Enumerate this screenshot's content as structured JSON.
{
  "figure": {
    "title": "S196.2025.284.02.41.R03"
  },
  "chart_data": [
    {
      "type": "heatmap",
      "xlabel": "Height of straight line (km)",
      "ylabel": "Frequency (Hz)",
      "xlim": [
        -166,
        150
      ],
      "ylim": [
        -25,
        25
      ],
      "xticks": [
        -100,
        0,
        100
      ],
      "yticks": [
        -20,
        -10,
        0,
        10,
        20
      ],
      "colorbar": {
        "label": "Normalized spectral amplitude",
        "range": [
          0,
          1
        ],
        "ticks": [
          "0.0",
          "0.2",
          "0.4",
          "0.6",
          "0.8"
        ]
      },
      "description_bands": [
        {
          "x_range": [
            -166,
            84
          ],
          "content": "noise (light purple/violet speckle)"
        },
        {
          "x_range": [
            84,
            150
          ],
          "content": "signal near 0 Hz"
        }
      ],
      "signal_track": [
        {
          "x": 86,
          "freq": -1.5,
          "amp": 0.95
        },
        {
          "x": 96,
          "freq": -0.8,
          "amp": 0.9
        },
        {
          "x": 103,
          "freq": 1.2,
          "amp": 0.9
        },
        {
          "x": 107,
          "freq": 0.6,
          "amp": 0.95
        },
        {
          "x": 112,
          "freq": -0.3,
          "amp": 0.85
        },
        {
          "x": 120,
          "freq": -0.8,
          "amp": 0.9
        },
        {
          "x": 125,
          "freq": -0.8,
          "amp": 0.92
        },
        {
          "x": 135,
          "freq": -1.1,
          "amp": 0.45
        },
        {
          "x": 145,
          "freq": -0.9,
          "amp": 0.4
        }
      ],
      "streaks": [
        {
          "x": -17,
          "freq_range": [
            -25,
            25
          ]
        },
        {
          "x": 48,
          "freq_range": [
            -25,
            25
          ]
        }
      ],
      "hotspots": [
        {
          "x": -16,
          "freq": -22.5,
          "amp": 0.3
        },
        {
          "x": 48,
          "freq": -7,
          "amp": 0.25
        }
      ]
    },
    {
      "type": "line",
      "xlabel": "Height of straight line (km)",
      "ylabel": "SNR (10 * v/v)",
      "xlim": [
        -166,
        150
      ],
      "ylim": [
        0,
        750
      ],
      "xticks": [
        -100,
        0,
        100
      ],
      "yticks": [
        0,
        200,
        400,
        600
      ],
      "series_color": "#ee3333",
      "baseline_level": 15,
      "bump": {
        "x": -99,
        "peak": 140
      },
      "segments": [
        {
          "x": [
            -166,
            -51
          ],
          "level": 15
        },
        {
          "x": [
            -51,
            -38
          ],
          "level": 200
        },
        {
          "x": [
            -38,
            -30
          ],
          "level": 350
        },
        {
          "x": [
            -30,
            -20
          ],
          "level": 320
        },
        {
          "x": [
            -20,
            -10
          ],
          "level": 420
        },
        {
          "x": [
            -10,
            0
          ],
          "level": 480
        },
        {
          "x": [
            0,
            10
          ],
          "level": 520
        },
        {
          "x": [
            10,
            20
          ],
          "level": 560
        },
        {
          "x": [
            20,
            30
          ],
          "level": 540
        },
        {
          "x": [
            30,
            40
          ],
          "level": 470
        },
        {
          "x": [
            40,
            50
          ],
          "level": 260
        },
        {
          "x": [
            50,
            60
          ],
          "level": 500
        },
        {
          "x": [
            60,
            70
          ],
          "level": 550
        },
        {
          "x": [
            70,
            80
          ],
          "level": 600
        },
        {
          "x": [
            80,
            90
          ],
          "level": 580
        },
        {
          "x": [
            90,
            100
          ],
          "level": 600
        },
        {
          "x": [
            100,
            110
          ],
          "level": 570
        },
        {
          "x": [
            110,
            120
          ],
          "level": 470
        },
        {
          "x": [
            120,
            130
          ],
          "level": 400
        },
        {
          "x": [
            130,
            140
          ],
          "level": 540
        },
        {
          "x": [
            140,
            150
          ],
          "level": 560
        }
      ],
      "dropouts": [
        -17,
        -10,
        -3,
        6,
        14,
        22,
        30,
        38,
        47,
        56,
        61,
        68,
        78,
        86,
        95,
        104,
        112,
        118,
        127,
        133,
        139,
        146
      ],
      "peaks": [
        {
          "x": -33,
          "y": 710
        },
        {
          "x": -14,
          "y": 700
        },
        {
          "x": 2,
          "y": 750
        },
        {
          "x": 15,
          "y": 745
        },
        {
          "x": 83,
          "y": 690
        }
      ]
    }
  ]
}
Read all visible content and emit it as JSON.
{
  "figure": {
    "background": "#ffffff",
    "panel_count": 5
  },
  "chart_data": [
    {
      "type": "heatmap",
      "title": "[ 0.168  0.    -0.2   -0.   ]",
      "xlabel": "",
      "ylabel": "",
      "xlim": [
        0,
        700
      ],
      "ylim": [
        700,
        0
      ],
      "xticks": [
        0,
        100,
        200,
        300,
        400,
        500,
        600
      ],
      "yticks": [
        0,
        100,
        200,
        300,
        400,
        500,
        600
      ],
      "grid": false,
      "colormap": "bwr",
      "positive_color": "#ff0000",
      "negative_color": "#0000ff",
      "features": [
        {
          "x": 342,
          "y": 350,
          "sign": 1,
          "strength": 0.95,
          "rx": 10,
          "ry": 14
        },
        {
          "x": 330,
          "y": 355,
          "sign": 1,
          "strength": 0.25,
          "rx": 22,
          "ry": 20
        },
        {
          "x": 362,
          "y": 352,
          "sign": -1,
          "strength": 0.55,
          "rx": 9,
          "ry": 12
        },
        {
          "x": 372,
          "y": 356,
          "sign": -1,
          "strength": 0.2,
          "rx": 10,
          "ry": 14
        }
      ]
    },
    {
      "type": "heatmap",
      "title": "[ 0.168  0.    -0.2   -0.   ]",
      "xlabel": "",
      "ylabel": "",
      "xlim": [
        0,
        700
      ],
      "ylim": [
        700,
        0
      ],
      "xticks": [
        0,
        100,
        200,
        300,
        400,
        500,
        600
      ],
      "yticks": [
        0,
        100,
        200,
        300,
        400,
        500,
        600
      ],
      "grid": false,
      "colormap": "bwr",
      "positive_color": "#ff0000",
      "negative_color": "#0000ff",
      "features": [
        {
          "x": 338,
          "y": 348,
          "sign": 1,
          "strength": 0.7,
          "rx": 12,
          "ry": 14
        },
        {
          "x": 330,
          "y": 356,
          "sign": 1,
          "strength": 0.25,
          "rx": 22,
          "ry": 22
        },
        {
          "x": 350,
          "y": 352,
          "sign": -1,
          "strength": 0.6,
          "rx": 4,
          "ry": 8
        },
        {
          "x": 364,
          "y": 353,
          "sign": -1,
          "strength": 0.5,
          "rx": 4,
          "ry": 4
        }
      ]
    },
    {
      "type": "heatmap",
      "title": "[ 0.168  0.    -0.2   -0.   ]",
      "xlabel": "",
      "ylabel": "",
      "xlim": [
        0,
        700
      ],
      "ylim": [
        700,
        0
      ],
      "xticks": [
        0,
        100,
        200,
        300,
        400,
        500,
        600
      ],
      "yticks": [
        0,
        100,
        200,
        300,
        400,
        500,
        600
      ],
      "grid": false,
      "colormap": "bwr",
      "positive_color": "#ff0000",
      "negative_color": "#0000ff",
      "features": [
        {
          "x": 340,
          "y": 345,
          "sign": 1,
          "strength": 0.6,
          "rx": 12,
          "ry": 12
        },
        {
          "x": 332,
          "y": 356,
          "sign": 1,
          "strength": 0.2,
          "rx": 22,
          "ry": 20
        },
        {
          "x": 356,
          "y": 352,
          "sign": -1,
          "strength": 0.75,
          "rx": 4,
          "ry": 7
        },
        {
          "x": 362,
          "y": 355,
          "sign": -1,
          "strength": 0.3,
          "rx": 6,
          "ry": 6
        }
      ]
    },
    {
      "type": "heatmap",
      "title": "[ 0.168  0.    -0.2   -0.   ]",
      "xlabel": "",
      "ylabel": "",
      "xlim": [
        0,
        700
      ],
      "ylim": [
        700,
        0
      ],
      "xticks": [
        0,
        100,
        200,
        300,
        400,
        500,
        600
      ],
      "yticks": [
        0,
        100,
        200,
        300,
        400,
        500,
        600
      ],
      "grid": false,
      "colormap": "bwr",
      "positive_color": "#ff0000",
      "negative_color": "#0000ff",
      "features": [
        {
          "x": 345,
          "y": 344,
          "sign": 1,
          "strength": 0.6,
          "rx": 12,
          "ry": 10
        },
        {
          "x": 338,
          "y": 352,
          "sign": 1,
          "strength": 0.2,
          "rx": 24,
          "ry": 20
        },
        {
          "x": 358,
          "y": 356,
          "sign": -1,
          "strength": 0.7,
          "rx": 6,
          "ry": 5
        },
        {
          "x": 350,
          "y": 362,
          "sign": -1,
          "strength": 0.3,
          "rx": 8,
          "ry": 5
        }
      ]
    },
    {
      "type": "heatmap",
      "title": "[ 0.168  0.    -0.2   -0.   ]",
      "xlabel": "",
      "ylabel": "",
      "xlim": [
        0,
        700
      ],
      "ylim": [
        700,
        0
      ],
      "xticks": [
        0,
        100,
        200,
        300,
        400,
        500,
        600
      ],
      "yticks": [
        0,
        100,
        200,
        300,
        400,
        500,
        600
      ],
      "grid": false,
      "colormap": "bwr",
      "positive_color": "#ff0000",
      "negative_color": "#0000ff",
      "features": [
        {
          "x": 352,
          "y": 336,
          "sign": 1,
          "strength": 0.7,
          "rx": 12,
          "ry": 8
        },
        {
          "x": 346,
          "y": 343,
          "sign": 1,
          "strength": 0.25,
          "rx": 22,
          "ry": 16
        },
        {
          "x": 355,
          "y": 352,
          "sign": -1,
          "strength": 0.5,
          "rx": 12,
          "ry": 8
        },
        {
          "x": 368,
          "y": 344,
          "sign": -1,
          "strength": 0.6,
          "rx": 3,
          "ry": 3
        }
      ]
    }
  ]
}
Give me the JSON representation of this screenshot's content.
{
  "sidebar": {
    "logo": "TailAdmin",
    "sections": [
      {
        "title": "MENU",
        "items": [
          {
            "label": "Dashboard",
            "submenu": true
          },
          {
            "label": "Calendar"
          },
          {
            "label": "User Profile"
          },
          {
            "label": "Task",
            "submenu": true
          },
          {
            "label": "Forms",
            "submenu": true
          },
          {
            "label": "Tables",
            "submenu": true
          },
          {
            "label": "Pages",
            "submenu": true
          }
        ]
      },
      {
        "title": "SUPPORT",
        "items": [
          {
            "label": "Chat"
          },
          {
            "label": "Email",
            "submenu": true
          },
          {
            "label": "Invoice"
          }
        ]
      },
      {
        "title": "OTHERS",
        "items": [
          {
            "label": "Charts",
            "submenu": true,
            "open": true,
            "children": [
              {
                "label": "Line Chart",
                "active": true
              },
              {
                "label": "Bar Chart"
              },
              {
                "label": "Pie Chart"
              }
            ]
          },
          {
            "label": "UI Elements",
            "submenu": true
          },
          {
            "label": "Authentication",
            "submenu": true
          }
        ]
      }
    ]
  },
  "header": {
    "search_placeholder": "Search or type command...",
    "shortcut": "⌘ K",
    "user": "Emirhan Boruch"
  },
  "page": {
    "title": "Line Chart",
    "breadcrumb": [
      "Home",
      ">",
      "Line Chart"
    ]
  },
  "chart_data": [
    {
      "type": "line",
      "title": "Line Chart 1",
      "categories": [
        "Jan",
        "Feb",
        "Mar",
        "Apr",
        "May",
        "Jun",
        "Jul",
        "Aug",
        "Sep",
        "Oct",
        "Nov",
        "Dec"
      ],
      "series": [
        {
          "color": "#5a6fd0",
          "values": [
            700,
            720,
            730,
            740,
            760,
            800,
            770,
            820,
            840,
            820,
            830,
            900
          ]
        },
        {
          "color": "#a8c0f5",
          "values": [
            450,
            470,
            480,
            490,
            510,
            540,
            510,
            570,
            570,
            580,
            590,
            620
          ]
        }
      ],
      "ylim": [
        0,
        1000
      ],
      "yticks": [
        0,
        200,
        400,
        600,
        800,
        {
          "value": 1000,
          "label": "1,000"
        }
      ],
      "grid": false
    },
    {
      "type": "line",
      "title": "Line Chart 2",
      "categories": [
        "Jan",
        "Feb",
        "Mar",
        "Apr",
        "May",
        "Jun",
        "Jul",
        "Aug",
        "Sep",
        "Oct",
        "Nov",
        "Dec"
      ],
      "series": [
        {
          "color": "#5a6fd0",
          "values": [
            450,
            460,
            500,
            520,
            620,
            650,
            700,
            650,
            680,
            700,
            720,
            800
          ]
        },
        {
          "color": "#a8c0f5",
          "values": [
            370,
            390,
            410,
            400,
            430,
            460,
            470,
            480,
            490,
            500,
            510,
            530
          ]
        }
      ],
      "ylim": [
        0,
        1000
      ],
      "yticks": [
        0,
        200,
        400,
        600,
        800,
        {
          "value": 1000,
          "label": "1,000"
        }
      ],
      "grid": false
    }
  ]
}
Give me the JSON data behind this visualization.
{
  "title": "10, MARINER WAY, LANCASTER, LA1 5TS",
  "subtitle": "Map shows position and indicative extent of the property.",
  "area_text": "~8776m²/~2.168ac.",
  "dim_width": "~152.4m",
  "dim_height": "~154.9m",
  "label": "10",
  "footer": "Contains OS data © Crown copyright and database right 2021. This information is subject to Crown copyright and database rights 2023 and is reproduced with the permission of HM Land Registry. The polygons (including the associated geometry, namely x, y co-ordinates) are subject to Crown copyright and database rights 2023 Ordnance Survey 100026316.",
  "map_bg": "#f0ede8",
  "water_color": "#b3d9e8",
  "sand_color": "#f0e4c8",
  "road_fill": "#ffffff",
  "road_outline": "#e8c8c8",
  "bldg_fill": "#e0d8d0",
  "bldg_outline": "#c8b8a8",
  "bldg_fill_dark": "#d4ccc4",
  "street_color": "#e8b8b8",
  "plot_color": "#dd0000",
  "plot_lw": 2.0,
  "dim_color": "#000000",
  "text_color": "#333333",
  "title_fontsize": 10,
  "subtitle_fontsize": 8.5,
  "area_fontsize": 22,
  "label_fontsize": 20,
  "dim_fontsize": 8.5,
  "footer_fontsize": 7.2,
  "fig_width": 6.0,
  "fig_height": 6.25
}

_SHORT EXERCISE_. Select the lines from the entries that include the word "ffffff".

_OUTPUT_.
    "background": "#ffffff",
  "road_fill": "#ffffff",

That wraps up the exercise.